(A run of records)
-------------------------

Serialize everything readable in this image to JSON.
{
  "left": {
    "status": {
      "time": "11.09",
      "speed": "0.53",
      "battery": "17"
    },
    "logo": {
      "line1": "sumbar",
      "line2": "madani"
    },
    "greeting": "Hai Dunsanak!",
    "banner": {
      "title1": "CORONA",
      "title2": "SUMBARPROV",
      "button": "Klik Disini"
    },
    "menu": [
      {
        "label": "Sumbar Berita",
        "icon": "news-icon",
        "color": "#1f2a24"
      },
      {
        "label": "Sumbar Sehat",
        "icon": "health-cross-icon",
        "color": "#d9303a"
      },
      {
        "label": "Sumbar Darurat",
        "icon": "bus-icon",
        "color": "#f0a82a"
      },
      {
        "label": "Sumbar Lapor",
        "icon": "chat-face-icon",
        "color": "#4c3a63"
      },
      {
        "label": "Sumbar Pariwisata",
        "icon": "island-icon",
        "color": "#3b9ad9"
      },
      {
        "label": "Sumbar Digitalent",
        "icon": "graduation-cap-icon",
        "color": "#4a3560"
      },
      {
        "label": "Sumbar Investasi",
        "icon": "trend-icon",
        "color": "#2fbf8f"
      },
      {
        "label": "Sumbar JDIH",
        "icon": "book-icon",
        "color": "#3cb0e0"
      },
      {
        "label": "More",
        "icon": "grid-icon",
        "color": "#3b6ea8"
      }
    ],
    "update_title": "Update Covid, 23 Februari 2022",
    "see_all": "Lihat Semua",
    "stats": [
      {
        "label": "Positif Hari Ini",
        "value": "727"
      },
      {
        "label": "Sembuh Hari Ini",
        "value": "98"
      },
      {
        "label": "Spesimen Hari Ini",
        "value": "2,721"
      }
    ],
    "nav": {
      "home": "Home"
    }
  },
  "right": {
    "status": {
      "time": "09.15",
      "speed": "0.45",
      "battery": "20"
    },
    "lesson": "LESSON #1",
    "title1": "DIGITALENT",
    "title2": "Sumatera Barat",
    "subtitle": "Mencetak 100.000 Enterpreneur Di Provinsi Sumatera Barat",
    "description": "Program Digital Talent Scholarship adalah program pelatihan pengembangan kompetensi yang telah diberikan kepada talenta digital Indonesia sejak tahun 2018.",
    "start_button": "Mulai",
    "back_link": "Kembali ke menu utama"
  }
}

-------------------------

The request: Go through the entries and return each line where the word "menu" appears.

Solved problem:
    "menu": [
    "back_link": "Kembali ke menu utama"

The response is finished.